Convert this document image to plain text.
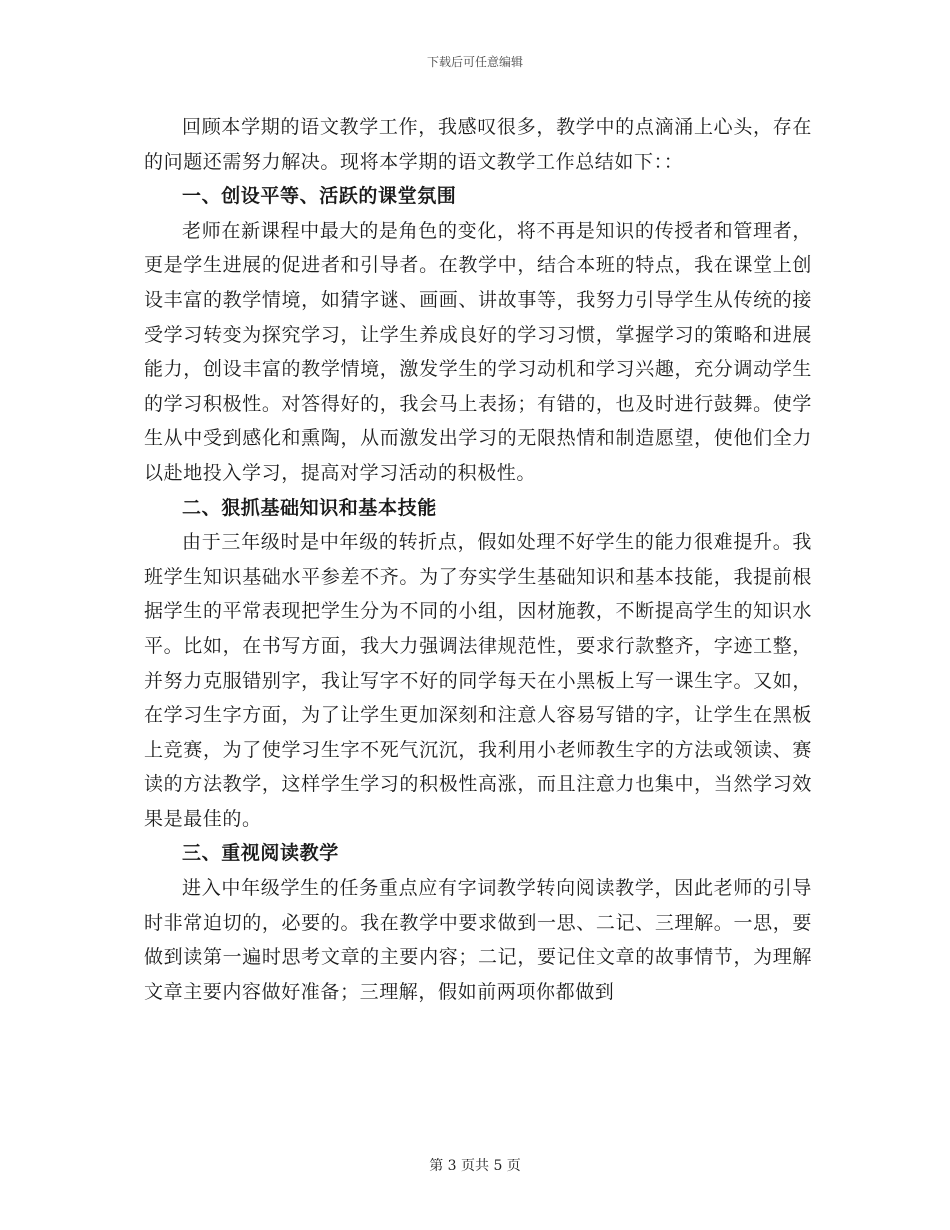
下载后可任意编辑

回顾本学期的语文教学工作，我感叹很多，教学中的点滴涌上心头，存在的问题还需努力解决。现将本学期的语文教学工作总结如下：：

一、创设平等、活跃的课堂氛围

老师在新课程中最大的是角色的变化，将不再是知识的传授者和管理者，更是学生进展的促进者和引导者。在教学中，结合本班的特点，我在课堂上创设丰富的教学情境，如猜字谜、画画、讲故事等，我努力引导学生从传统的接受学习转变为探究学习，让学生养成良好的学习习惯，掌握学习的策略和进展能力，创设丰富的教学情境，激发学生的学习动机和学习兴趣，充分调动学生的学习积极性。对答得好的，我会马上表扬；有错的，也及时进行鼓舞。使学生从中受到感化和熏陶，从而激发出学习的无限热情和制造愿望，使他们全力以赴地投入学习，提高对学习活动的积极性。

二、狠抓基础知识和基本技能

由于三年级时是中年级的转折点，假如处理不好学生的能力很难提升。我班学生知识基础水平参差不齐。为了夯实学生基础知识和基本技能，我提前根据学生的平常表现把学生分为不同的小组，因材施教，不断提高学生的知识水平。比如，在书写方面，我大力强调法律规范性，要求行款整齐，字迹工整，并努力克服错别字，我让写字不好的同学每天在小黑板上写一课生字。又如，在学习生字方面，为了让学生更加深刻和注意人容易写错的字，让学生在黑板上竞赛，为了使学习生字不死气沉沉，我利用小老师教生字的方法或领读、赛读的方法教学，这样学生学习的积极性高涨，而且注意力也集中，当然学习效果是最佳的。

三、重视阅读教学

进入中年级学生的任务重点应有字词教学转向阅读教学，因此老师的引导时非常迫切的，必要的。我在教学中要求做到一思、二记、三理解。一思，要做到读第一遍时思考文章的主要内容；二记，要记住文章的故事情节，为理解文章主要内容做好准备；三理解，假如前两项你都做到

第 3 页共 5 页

• Written task
Above are records to transcribe exactly; leave their pictures out.

• Exercise solution
Convert this document image to plain text.
下载后可任意编辑

回顾本学期的语文教学工作，我感叹很多，教学中的点滴涌上心头，存在的问题还需努力解决。现将本学期的语文教学工作总结如下：：

一、创设平等、活跃的课堂氛围

老师在新课程中最大的是角色的变化，将不再是知识的传授者和管理者，更是学生进展的促进者和引导者。在教学中，结合本班的特点，我在课堂上创设丰富的教学情境，如猜字谜、画画、讲故事等，我努力引导学生从传统的接受学习转变为探究学习，让学生养成良好的学习习惯，掌握学习的策略和进展能力，创设丰富的教学情境，激发学生的学习动机和学习兴趣，充分调动学生的学习积极性。对答得好的，我会马上表扬；有错的，也及时进行鼓舞。使学生从中受到感化和熏陶，从而激发出学习的无限热情和制造愿望，使他们全力以赴地投入学习，提高对学习活动的积极性。

二、狠抓基础知识和基本技能

由于三年级时是中年级的转折点，假如处理不好学生的能力很难提升。我班学生知识基础水平参差不齐。为了夯实学生基础知识和基本技能，我提前根据学生的平常表现把学生分为不同的小组，因材施教，不断提高学生的知识水平。比如，在书写方面，我大力强调法律规范性，要求行款整齐，字迹工整，并努力克服错别字，我让写字不好的同学每天在小黑板上写一课生字。又如，在学习生字方面，为了让学生更加深刻和注意人容易写错的字，让学生在黑板上竞赛，为了使学习生字不死气沉沉，我利用小老师教生字的方法或领读、赛读的方法教学，这样学生学习的积极性高涨，而且注意力也集中，当然学习效果是最佳的。

三、重视阅读教学

进入中年级学生的任务重点应有字词教学转向阅读教学，因此老师的引导时非常迫切的，必要的。我在教学中要求做到一思、二记、三理解。一思，要做到读第一遍时思考文章的主要内容；二记，要记住文章的故事情节，为理解文章主要内容做好准备；三理解，假如前两项你都做到

第 3 页共 5 页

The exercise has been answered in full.